## Work to do
Reproduce the items from their first line through the line that contains "132, 668, 162]", keeping both of those end lines.

(Records from a collection)
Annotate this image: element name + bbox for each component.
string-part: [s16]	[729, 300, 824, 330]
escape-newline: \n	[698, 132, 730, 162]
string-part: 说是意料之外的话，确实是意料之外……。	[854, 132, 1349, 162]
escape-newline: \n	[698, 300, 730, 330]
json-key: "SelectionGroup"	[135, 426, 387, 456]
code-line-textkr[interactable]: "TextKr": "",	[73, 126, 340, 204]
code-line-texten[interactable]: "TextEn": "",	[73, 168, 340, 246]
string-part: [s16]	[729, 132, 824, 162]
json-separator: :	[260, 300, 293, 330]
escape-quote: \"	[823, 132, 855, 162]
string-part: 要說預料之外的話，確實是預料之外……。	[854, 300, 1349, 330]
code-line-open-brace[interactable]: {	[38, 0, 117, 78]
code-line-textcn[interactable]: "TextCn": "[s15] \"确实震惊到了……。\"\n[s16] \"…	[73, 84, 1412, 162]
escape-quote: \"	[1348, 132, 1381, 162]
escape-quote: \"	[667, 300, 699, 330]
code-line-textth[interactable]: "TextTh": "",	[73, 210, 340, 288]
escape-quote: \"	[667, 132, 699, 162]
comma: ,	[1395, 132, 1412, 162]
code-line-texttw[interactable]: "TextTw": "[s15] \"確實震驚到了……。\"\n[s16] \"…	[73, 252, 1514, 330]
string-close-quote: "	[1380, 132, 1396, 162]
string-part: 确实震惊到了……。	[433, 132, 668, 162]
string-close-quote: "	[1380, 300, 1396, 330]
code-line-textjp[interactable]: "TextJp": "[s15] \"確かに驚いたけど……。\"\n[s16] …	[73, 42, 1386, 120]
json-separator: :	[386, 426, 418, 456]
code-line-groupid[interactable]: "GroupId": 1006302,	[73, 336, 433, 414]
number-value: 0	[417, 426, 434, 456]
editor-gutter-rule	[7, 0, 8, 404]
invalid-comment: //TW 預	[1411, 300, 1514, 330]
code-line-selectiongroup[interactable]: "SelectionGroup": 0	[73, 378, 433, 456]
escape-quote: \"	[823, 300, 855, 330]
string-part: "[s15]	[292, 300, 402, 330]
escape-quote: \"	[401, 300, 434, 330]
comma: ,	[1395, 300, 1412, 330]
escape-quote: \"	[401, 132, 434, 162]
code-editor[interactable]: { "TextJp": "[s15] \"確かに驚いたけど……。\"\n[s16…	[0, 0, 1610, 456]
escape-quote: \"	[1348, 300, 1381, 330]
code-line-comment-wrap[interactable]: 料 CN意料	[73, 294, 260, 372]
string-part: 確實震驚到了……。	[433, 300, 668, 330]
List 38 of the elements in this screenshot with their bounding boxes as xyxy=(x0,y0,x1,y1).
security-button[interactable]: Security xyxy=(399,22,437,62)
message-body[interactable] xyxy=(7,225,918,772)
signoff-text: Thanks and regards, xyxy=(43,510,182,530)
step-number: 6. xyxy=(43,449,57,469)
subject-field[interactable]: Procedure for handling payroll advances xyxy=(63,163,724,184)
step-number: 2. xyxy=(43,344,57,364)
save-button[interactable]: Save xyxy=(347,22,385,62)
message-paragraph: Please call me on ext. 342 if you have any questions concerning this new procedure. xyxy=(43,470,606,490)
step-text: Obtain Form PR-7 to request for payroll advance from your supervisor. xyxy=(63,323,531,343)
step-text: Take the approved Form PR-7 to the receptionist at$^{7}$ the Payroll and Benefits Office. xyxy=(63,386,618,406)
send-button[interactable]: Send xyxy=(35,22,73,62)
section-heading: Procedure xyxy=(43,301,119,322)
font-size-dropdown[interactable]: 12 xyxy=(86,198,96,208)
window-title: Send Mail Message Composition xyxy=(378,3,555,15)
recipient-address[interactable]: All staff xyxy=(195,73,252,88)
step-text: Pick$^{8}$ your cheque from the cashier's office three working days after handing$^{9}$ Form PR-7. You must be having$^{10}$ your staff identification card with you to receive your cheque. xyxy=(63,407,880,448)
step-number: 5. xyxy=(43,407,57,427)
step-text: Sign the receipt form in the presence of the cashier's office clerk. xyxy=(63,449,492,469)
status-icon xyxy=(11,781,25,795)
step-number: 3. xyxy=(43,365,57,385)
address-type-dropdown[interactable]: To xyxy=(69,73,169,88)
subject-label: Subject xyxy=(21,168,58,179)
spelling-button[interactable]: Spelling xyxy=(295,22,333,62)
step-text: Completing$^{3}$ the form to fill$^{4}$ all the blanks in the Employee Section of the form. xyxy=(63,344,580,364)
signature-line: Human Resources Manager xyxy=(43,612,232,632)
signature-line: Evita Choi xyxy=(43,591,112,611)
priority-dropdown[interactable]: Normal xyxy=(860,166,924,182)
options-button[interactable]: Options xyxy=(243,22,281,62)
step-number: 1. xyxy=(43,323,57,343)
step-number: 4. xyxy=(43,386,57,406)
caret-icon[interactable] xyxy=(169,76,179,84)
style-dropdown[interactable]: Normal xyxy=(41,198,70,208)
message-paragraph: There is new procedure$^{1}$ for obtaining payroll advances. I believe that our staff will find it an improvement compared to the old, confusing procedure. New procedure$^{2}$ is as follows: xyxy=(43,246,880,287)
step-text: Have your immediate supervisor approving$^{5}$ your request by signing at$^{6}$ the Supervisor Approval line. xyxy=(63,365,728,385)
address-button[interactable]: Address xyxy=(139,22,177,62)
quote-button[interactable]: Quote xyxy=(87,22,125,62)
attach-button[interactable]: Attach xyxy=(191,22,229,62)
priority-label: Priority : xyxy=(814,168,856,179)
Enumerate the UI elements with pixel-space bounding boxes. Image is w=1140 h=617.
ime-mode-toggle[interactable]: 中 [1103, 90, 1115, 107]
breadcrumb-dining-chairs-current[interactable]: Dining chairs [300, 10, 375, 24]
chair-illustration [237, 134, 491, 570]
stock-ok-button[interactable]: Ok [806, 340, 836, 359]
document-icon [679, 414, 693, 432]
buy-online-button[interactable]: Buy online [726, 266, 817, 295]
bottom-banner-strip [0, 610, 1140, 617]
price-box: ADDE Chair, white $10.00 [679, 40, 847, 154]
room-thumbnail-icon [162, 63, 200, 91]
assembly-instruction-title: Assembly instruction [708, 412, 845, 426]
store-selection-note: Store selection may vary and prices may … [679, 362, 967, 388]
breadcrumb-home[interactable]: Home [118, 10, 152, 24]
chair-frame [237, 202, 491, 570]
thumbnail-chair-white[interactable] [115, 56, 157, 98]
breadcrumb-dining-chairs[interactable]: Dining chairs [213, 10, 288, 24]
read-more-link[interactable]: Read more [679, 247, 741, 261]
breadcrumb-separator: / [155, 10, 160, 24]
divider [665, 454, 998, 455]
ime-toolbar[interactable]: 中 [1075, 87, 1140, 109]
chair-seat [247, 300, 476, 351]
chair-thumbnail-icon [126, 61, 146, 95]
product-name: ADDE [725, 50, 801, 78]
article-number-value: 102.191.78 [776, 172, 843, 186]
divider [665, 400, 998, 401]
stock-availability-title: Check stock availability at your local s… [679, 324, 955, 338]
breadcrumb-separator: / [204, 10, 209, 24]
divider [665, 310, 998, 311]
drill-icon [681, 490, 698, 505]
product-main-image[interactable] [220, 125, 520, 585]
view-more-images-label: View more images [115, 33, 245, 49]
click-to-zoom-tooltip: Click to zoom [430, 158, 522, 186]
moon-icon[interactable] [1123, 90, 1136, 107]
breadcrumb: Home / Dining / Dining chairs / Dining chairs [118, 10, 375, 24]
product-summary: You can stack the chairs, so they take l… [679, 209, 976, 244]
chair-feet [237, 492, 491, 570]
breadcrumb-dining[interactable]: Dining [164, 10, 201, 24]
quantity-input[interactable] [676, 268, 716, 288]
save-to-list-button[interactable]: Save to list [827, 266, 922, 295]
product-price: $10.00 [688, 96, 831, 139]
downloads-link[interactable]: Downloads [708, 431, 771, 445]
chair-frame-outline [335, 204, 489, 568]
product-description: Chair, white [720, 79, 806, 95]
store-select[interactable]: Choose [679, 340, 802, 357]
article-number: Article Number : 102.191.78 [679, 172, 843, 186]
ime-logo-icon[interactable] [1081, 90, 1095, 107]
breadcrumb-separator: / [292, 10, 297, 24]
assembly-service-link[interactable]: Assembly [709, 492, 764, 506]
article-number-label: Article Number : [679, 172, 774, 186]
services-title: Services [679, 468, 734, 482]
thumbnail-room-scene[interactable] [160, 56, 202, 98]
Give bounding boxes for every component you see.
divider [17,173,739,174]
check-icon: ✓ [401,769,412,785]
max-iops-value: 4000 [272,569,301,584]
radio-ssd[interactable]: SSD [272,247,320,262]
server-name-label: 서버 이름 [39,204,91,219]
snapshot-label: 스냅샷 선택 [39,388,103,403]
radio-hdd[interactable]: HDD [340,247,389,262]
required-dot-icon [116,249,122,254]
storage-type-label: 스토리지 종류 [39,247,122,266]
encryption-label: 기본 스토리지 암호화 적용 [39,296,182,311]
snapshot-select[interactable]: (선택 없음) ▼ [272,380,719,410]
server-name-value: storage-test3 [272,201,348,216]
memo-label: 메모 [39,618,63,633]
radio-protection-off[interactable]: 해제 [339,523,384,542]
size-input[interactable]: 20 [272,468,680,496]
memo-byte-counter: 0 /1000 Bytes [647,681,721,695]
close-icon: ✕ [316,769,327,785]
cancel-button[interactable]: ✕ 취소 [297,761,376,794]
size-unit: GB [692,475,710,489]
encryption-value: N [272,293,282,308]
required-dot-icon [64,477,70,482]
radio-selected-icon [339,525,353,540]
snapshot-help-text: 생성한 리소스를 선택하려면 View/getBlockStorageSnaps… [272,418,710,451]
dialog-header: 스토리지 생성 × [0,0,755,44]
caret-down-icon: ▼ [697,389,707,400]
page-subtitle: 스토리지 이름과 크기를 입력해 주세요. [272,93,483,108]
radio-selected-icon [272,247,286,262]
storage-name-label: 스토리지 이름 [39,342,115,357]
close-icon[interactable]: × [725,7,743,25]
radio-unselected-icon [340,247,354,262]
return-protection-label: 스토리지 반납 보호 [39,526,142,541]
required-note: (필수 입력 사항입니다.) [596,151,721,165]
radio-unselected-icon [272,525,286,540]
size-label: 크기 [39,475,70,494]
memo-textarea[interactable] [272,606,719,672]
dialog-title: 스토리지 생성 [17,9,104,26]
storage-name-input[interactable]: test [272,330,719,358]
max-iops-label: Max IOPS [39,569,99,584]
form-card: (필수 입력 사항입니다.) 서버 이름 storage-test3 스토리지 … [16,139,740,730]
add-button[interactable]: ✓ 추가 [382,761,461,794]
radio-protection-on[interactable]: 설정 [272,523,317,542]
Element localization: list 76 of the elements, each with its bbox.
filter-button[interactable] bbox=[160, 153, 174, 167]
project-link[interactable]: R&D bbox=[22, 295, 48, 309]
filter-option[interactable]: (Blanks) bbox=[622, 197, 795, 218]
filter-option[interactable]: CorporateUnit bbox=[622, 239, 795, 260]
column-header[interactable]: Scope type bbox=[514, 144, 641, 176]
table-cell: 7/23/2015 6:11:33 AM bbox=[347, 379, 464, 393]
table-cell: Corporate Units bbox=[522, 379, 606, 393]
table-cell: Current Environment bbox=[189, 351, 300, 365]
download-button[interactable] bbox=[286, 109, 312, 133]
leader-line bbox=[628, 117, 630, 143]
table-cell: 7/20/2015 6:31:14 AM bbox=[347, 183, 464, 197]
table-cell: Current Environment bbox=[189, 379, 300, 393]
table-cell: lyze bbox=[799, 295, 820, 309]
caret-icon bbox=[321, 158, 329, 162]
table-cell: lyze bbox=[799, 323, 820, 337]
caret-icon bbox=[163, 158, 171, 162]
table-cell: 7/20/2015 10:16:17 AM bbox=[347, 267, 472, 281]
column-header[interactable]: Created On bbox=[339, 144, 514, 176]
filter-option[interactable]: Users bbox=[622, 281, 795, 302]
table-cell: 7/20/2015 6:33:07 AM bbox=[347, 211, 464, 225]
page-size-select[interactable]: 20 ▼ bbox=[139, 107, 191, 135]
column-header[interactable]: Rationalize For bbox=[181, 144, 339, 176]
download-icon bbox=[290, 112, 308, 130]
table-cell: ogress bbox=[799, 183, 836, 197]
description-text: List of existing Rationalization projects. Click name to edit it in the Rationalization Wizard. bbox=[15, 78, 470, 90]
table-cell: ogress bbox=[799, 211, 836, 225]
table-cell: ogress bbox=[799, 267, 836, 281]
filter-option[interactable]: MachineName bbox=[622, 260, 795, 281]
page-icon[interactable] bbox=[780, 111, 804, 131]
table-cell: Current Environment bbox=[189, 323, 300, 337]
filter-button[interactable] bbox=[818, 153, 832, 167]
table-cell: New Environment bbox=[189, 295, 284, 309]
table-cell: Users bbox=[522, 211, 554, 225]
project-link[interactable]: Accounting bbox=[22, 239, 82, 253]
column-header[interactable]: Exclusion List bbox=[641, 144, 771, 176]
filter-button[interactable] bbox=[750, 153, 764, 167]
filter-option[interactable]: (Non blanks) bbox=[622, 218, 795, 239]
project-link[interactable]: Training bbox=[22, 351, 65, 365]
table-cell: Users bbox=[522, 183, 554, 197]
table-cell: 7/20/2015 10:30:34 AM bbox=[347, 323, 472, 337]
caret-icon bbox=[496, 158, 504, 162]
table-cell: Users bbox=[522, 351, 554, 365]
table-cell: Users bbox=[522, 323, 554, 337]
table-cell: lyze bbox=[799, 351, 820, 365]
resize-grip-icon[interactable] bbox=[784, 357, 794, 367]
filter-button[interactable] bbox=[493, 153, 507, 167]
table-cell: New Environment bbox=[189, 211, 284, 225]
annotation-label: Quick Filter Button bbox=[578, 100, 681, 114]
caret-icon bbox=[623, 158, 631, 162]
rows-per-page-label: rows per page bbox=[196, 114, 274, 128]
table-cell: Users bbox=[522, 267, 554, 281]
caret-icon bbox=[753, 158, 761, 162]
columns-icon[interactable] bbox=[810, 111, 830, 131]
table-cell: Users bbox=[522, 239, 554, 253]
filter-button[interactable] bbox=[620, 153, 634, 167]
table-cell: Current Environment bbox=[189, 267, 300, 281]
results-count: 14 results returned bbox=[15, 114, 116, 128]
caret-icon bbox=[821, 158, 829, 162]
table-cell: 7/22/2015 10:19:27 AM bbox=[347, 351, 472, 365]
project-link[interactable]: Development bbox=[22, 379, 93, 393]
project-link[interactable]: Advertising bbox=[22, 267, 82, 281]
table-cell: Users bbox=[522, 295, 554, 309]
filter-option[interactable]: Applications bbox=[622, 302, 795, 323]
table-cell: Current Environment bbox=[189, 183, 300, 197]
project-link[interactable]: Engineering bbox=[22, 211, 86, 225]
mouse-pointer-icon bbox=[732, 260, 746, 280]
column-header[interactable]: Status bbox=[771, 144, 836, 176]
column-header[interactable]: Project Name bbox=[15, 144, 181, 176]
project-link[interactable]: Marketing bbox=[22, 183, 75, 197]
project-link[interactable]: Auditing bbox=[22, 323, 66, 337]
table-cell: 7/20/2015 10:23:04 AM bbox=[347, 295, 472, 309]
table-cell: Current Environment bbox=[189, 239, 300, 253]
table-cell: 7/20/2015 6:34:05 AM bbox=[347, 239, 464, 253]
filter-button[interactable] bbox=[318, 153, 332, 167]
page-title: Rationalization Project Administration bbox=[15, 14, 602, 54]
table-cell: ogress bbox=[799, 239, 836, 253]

## Complete answer
Annotate this image: element name + bbox for each component.
string-part: [s16]	[729, 300, 824, 330]
escape-newline: \n	[698, 132, 730, 162]
string-part: 说是意料之外的话，确实是意料之外……。	[854, 132, 1349, 162]
escape-newline: \n	[698, 300, 730, 330]
json-key: "SelectionGroup"	[135, 426, 387, 456]
code-line-textkr[interactable]: "TextKr": "",	[73, 126, 340, 204]
code-line-texten[interactable]: "TextEn": "",	[73, 168, 340, 246]
string-part: [s16]	[729, 132, 824, 162]
json-separator: :	[260, 300, 293, 330]
escape-quote: \"	[823, 132, 855, 162]
string-part: 要說預料之外的話，確實是預料之外……。	[854, 300, 1349, 330]
code-line-open-brace[interactable]: {	[38, 0, 117, 78]
code-line-textcn[interactable]: "TextCn": "[s15] \"确实震惊到了……。\"\n[s16] \"…	[73, 84, 1412, 162]
escape-quote: \"	[1348, 132, 1381, 162]
escape-quote: \"	[667, 300, 699, 330]
code-line-textth[interactable]: "TextTh": "",	[73, 210, 340, 288]
escape-quote: \"	[667, 132, 699, 162]
comma: ,	[1395, 132, 1412, 162]
code-line-texttw[interactable]: "TextTw": "[s15] \"確實震驚到了……。\"\n[s16] \"…	[73, 252, 1514, 330]
string-close-quote: "	[1380, 132, 1396, 162]
string-part: 确实震惊到了……。	[433, 132, 668, 162]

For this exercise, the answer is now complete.